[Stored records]
▼
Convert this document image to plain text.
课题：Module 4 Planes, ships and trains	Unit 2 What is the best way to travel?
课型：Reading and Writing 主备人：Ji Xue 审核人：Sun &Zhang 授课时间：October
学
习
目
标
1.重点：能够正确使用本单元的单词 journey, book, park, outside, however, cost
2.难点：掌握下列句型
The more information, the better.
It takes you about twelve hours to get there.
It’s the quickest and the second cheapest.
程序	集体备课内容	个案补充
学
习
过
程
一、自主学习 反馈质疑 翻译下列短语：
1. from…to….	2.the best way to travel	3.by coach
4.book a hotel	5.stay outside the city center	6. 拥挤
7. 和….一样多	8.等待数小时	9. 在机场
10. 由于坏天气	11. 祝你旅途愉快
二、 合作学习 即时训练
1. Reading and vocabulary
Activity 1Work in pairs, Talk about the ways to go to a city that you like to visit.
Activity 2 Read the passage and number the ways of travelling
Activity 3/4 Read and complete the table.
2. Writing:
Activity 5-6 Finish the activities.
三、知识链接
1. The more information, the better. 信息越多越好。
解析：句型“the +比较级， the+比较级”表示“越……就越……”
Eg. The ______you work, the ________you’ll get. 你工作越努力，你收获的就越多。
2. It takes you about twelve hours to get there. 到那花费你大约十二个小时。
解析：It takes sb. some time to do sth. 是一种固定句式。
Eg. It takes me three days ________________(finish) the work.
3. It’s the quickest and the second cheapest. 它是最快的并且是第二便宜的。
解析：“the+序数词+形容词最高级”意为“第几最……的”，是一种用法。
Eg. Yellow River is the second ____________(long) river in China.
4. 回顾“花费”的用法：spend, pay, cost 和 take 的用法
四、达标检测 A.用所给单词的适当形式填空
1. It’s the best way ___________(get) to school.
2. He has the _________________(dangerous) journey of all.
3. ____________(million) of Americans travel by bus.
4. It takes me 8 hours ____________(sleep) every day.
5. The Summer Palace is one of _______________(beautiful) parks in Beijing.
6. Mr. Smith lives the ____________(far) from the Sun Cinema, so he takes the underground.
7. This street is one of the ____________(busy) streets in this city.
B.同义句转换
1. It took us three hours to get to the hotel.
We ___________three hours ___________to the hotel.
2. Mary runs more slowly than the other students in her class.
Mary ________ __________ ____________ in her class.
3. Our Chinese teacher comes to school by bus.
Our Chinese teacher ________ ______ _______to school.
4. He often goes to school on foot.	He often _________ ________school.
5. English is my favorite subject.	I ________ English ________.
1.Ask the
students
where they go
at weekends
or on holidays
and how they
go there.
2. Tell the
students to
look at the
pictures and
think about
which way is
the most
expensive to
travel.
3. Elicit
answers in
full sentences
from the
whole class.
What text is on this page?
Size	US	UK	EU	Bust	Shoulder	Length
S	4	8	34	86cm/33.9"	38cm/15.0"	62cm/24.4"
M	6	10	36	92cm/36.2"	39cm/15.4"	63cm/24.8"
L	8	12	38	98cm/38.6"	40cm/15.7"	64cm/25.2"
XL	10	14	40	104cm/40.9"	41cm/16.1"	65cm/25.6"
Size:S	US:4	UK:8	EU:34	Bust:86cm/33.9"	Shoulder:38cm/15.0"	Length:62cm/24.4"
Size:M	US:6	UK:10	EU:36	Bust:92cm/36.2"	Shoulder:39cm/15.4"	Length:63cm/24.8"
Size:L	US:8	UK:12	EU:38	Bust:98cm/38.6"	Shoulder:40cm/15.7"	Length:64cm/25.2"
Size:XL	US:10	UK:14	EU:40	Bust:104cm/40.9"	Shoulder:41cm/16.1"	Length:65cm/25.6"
▲
## TASK TO COMPLETE
Scan the lines above for "information", then copy every one that has it.

## WRITTEN ANSWER
The more information, the better.
1. The more information, the better. 信息越多越好。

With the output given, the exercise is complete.